DATA SHOWN —
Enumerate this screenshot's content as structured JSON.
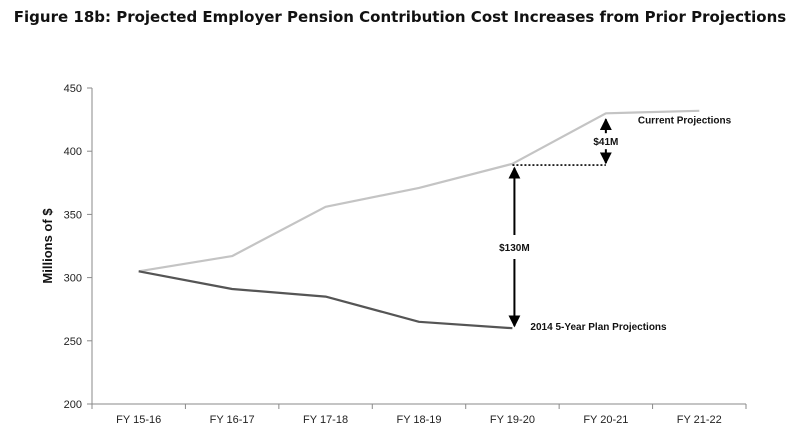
{
  "chart_data": {
    "type": "line",
    "title": "Figure 18b: Projected Employer Pension Contribution Cost Increases from Prior Projections",
    "xlabel": "",
    "ylabel": "Millions of $",
    "ylim": [
      200,
      450
    ],
    "yticks": [
      200,
      250,
      300,
      350,
      400,
      450
    ],
    "categories": [
      "FY 15-16",
      "FY 16-17",
      "FY 17-18",
      "FY 18-19",
      "FY 19-20",
      "FY 20-21",
      "FY 21-22"
    ],
    "grid": false,
    "series": [
      {
        "name": "Current Projections",
        "color": "#c4c4c4",
        "values": [
          305,
          317,
          356,
          371,
          390,
          430,
          432
        ]
      },
      {
        "name": "2014 5-Year Plan Projections",
        "color": "#555555",
        "values": [
          305,
          291,
          285,
          265,
          260,
          null,
          null
        ]
      }
    ],
    "annotations": [
      {
        "text": "$130M",
        "category": "FY 19-20",
        "from": 260,
        "to": 390
      },
      {
        "text": "$41M",
        "category": "FY 20-21",
        "from": 389,
        "to": 430
      }
    ]
  }
}
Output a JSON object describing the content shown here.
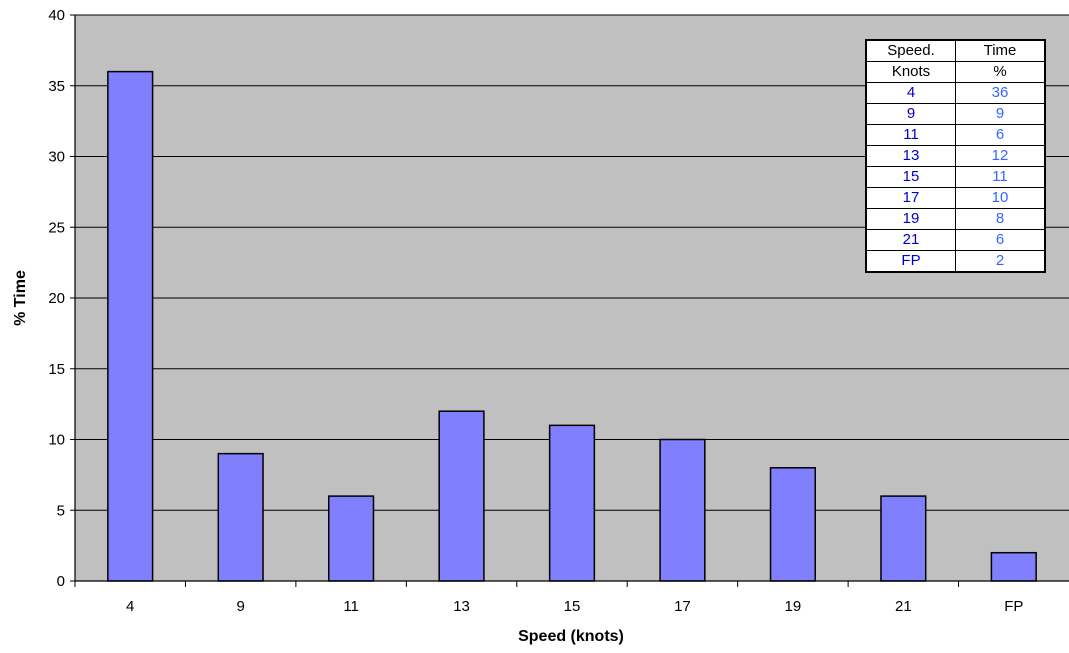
{
  "chart_data": {
    "type": "bar",
    "title": "",
    "xlabel": "Speed (knots)",
    "ylabel": "% Time",
    "categories": [
      "4",
      "9",
      "11",
      "13",
      "15",
      "17",
      "19",
      "21",
      "FP"
    ],
    "values": [
      36,
      9,
      6,
      12,
      11,
      10,
      8,
      6,
      2
    ],
    "ylim": [
      0,
      40
    ],
    "yticks": [
      0,
      5,
      10,
      15,
      20,
      25,
      30,
      35,
      40
    ],
    "grid": true,
    "colors": {
      "bar": "#8080ff",
      "plot_background": "#c0c0c0"
    }
  },
  "table": {
    "headers": [
      [
        "Speed.",
        "Time"
      ],
      [
        "Knots",
        "%"
      ]
    ],
    "rows": [
      [
        "4",
        "36"
      ],
      [
        "9",
        "9"
      ],
      [
        "11",
        "6"
      ],
      [
        "13",
        "12"
      ],
      [
        "15",
        "11"
      ],
      [
        "17",
        "10"
      ],
      [
        "19",
        "8"
      ],
      [
        "21",
        "6"
      ],
      [
        "FP",
        "2"
      ]
    ]
  }
}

DIRECTIVE —
Repeat the lines of the records verbatim, starting at the line containing "Output a JSON" and stopping after the final line. Images stay out.

FINAL ANSWER —
Output a JSON object describing the content shown here.
{
  "chart_data": {
    "type": "bar",
    "title": "",
    "xlabel": "Speed (knots)",
    "ylabel": "% Time",
    "categories": [
      "4",
      "9",
      "11",
      "13",
      "15",
      "17",
      "19",
      "21",
      "FP"
    ],
    "values": [
      36,
      9,
      6,
      12,
      11,
      10,
      8,
      6,
      2
    ],
    "ylim": [
      0,
      40
    ],
    "yticks": [
      0,
      5,
      10,
      15,
      20,
      25,
      30,
      35,
      40
    ],
    "grid": true,
    "colors": {
      "bar": "#8080ff",
      "plot_background": "#c0c0c0"
    }
  },
  "table": {
    "headers": [
      [
        "Speed.",
        "Time"
      ],
      [
        "Knots",
        "%"
      ]
    ],
    "rows": [
      [
        "4",
        "36"
      ],
      [
        "9",
        "9"
      ],
      [
        "11",
        "6"
      ],
      [
        "13",
        "12"
      ],
      [
        "15",
        "11"
      ],
      [
        "17",
        "10"
      ],
      [
        "19",
        "8"
      ],
      [
        "21",
        "6"
      ],
      [
        "FP",
        "2"
      ]
    ]
  }
}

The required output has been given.